#### TUGAS TERTULIS:
#1 Salin kata demi kata seluruh bagian tulisan tentang reformasi, mulai dari "Tampaknya tidak terlalu" sampai ke "Potret buram reformasi?".
#2 Terjemahkan kalimat dari tulisan tentang reformasi ini ke dalam bahasa Inggris: "Salah satunya justru soal pengaturan fungsi dan kewenangan lembaga."
#3 Teruskan tulisan tentang reformasi dan kewenangan lembaga negara ini, dimulai setelah kalimat terakhir yang tercantum.

___ KUTIPAN TEKS ___

Setelah euforia pascareformasi yang sering dikatakan kurang terukur, tampaknya kini saatnya kita memanen hasil. Sekarang kita menyaksikan riuhnya silang pendapat dan serapah di tengah permasalahan kewenangan lembaga-lembaga penyelenggara pemerintahan negara.
Tampaknya tidak terlalu salah ketika orang bergumam: bahwa dalam kehidupan modern bangsa ini, mengalami (dan babak belur) dulu adalah penting sebelum pikiran bisa mengendap. Tatanan kelembagaan dengan pengaturan fungsi dan kewenangan sebagai produk yang lahir dari sikap gregeten—sebagian lagi malah dari sikap mumpung—dalam gerak reformasi benar-benar membuahkan hasilnya. Ketika lima tahun lalu rekan-rekan di Lembaga Ketahanan Nasional mengantar hasil renungan sekaligus rangsangan pikir tentang problema yang diperkirakan akan muncul dari hasil empat kali amandemen konstitusi, banyak yang abai dan bahkan mencibir. Salah satunya justru soal pengaturan fungsi dan kewenangan lembaga.
Potret buram reformasi?

___ INFORMASI YANG DIBERIKAN ___

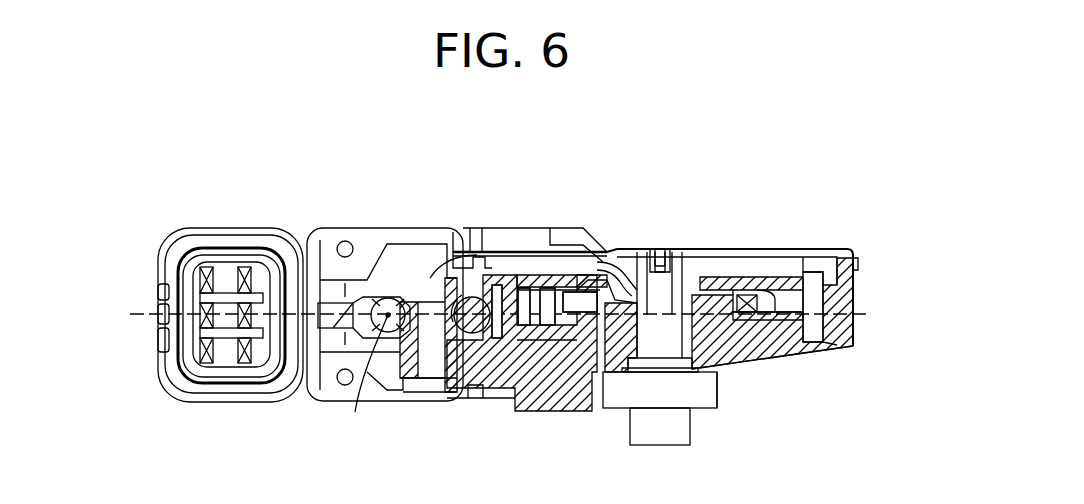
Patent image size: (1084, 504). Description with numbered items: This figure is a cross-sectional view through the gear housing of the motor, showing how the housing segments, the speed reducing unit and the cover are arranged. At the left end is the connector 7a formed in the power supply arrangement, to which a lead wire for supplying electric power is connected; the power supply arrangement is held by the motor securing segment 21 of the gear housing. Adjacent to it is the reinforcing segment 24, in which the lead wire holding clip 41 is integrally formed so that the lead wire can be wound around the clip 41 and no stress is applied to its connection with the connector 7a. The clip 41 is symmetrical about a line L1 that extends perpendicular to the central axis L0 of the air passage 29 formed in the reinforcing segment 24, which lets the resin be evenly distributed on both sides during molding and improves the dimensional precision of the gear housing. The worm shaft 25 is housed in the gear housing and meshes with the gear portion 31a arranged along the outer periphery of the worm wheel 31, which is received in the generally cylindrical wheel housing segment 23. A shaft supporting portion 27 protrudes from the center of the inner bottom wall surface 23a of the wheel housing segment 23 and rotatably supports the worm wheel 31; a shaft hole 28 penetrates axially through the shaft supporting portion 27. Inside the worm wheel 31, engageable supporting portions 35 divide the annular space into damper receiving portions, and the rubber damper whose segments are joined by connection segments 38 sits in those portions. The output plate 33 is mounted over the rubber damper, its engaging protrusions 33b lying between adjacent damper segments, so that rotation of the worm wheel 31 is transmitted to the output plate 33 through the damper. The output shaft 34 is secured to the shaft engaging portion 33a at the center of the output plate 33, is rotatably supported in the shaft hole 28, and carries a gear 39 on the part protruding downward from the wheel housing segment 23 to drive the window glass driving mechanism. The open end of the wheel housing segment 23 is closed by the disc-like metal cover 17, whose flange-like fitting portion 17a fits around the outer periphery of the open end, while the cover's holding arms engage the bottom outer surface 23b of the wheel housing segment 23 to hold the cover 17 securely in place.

The connector 7a is at (187, 393).
The motor securing segment 21 is at (348, 242).
The lead wire holding clip 41 is at (310, 396).
The air passage 29 is at (388, 315).
The central axis L0 is at (360, 381).
The line L1 is at (140, 300).
The reinforcing segment 24 is at (420, 396).
The wheel housing segment 23 is at (542, 412).
The inner bottom wall surface 23a is at (836, 344).
The bottom outer surface 23b is at (810, 363).
The worm shaft 25 is at (466, 298).
The cover 17 is at (722, 249).
The fitting portion 17a is at (858, 264).
The engageable supporting portion 35 is at (522, 288).
The output plate 33 is at (565, 292).
The shaft engaging portion 33a is at (630, 280).
The engaging protrusion 33b is at (795, 290).
The connection segment 38 is at (598, 285).
The shaft supporting portion 27 is at (660, 312).
The shaft hole 28 is at (680, 353).
The output shaft 34 is at (650, 440).
The gear 39 is at (717, 400).
The worm wheel 31 is at (772, 342).
The gear portion 31a is at (826, 318).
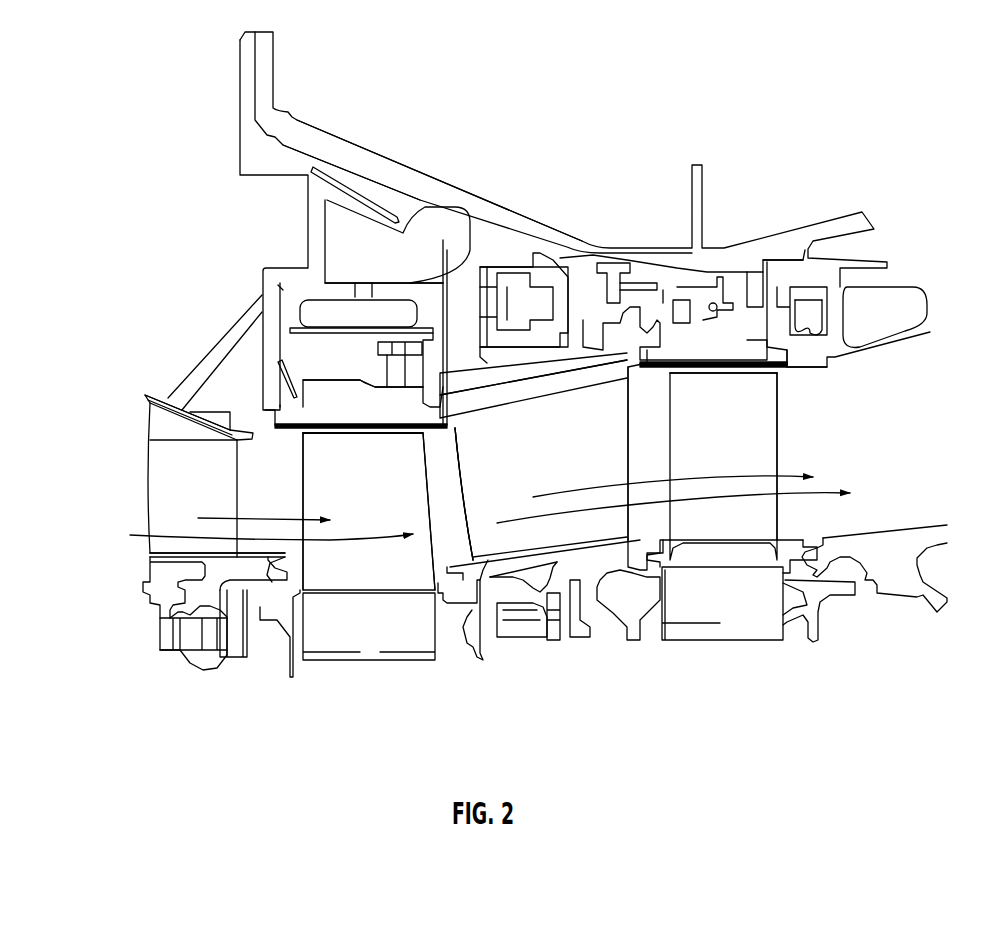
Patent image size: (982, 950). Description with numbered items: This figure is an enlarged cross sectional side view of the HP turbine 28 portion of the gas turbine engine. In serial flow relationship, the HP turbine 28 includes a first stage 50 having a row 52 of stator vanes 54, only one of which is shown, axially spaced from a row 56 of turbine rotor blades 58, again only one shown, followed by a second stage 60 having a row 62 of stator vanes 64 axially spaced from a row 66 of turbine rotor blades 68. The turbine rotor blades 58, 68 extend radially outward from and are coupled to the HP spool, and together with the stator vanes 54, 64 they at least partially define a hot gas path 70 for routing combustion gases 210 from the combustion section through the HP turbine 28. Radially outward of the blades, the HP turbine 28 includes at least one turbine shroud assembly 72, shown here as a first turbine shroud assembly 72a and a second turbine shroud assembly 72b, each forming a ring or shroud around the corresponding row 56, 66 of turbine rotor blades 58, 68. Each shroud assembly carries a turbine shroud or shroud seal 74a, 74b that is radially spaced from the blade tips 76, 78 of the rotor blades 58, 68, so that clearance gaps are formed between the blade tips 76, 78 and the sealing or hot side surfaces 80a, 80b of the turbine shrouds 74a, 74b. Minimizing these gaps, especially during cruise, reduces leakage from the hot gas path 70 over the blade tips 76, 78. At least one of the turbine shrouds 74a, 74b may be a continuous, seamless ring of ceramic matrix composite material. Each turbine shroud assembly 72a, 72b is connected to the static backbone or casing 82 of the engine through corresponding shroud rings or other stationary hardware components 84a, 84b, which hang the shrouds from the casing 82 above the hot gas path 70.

___

#### JAWABAN PER TUGAS:
#1
Tampaknya tidak terlalu salah ketika orang bergumam: bahwa dalam kehidupan modern bangsa ini, mengalami (dan babak belur) dulu adalah penting sebelum pikiran bisa mengendap. Tatanan kelembagaan dengan pengaturan fungsi dan kewenangan sebagai produk yang lahir dari sikap gregeten—sebagian lagi malah dari sikap mumpung—dalam gerak reformasi benar-benar membuahkan hasilnya. Ketika lima tahun lalu rekan-rekan di Lembaga Ketahanan Nasional mengantar hasil renungan sekaligus rangsangan pikir tentang problema yang diperkirakan akan muncul dari hasil empat kali amandemen konstitusi, banyak yang abai dan bahkan mencibir. Salah satunya justru soal pengaturan fungsi dan kewenangan lembaga.
Potret buram reformasi?

#2 One of them was precisely the matter of regulating the functions and authority of institutions.

#3
Saat Ketua Mahkamah Konstitusi ditangkap KPK, kemudian ditetapkan sebagai tersangka karena dugaan korupsi/suap, masyarakat kecewa dan marah. Di tengah praktik kotor yang melanda para penyelenggara di berbagai lembaga penyelenggara pemerintahan negara, terkuaknya kasus dan dugaan suap di "benteng keadilan" seperti Mahkamah Agung berikut lembaga peradilan di bawahnya, terakhir di MK, benar-benar dirasa sebagai tamparan, aib, sekaligus pemusnah harapan serta kepercayaan dalam kehidupan kebangsaan dan kenegaraan.
Orang juga ramai bereaksi ketika di hari-hari awal kejadian, Presiden [ingat, Presiden adalah juga kepala(-nya) negara ini!] berniat menyelamatkan kepercayaan rakyat tersebut dan berencana mengambil langkah-langkah melalui pengaturan dalam perppu. Perbedaan pendapat tentang isinya, apakah tepat atau tidak, baiklah kita kesampingkan. Isu yang sekarang banyak dirasa perlu dipikirkan adalah soal fungsi dan kewenangan yang berlebihan dan kebutuhan pengawasan terhadapnya.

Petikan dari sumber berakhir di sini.